### Цель
Процитируйте без изменений фрагмент данных, который начинается с их первой строки и заканчивается строкой, содержащей "crosshair <box>680 237 694 251</box>", включая обе граничные строки.

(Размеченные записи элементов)

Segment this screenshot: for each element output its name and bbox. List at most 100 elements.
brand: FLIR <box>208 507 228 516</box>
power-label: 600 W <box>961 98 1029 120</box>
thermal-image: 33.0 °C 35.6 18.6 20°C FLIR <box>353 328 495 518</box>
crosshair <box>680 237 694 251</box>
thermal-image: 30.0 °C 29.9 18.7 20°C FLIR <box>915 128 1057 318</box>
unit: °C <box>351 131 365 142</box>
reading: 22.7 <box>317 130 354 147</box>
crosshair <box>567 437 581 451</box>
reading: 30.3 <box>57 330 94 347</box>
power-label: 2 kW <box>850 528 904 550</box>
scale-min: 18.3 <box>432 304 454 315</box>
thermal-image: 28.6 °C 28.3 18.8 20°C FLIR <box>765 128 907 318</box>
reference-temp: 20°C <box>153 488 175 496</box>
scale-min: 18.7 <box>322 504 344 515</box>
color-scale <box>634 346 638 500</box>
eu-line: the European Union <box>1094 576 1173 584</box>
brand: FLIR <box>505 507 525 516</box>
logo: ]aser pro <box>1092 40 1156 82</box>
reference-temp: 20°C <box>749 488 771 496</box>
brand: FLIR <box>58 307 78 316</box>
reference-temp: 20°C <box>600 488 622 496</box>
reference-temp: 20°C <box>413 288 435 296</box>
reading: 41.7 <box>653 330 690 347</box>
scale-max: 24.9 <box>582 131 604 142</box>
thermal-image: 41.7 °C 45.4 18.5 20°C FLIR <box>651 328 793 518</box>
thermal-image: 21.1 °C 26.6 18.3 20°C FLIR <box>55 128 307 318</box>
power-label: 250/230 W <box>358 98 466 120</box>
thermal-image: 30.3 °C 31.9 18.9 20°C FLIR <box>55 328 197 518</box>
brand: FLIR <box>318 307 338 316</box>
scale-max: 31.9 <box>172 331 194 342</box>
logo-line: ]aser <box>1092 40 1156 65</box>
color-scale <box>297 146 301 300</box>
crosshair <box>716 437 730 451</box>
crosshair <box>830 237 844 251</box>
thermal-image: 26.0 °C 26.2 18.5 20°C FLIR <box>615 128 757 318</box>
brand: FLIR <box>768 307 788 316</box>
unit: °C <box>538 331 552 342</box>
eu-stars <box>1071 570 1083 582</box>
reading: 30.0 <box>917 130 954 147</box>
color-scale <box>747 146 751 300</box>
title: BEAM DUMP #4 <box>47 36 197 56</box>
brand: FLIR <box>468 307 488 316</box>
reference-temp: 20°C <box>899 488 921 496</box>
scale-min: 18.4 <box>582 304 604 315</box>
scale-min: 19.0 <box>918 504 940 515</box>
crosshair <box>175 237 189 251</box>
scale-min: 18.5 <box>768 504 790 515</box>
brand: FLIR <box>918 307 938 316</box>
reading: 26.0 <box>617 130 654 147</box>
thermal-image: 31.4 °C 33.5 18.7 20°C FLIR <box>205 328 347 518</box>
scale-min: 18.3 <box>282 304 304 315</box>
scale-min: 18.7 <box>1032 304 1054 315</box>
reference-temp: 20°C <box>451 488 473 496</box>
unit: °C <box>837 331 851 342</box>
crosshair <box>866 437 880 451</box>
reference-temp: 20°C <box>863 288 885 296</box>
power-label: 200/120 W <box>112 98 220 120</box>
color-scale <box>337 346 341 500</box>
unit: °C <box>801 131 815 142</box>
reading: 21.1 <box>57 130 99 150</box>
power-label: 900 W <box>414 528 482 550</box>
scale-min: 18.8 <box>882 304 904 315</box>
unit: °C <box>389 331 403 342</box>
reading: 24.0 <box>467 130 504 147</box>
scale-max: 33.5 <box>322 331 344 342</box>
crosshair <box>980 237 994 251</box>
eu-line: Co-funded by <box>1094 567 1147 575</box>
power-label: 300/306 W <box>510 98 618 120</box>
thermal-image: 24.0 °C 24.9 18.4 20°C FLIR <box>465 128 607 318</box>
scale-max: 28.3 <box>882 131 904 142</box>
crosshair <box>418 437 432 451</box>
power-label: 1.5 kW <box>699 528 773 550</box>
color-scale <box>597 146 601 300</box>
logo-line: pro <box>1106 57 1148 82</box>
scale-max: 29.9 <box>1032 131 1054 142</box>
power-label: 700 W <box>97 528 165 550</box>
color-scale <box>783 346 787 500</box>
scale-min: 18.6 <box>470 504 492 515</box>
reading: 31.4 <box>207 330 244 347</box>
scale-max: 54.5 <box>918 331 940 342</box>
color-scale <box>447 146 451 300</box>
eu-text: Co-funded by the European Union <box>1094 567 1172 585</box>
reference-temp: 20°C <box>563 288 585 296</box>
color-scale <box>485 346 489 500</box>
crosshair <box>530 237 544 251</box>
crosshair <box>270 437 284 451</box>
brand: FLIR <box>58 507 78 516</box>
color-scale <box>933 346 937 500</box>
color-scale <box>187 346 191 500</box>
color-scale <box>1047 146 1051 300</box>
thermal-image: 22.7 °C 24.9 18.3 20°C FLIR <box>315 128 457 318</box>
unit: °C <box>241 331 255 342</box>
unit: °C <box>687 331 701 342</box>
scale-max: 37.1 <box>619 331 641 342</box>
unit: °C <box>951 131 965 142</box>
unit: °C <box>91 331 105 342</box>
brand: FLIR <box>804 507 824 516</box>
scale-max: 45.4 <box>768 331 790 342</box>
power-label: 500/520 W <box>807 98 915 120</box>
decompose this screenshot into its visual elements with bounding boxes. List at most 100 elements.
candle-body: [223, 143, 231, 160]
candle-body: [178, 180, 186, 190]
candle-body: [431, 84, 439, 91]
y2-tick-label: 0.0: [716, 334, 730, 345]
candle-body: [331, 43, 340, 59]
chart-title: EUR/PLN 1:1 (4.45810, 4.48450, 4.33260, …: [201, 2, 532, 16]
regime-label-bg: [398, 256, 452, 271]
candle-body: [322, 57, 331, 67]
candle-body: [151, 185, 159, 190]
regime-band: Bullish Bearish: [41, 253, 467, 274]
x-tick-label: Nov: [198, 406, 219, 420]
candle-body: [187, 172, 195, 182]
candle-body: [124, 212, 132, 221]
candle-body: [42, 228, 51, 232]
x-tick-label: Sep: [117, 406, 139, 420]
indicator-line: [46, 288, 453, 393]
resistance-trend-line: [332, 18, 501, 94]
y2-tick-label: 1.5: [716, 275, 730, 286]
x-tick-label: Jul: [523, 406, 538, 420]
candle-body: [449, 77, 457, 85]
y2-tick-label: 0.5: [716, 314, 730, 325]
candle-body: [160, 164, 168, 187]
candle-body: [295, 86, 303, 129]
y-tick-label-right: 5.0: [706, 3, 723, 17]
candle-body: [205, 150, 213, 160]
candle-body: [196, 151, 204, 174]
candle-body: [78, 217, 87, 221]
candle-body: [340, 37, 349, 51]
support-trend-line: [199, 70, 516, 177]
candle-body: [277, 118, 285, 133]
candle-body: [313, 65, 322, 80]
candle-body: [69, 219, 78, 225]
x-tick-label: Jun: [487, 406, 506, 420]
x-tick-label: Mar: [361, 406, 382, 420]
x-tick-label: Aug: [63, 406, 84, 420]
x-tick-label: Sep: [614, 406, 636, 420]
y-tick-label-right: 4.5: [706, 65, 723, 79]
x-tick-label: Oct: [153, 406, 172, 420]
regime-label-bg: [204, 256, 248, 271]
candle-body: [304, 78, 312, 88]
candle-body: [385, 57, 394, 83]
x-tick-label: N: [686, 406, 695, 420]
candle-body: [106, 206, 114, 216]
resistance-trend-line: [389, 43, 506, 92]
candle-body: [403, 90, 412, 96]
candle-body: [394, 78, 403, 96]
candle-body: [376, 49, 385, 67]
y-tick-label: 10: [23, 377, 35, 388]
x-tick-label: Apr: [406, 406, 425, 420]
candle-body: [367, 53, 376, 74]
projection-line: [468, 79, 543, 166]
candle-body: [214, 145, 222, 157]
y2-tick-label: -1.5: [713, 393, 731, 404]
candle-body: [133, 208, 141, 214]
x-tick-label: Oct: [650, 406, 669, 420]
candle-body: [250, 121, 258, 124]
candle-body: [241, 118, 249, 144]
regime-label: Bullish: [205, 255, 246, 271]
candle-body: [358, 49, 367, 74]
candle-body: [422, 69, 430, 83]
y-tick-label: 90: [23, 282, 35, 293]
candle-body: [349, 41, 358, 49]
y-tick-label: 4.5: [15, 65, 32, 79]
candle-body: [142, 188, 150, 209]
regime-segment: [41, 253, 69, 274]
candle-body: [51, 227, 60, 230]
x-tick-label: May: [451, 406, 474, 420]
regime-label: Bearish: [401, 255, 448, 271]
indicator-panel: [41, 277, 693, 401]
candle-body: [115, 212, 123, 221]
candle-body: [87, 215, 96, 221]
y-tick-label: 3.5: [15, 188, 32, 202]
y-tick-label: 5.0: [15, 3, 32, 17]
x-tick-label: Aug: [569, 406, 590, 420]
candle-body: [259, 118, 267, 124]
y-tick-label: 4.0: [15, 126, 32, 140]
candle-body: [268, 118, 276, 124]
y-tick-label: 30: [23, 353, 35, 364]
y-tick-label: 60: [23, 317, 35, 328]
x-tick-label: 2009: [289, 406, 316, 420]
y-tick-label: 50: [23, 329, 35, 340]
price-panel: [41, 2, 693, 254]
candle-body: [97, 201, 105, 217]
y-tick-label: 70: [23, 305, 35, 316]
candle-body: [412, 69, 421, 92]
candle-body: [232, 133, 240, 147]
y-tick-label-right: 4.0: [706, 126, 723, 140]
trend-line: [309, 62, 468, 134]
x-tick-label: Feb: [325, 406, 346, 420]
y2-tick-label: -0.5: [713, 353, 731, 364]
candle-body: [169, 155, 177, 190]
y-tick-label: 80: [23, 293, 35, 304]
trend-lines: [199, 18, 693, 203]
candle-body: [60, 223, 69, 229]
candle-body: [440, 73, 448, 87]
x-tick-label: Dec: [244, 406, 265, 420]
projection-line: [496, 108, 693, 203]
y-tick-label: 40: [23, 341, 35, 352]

### Письменный ответ
Segment this screenshot: for each element output its name and bbox. List at most 100 elements.
brand: FLIR <box>208 507 228 516</box>
power-label: 600 W <box>961 98 1029 120</box>
thermal-image: 33.0 °C 35.6 18.6 20°C FLIR <box>353 328 495 518</box>
crosshair <box>680 237 694 251</box>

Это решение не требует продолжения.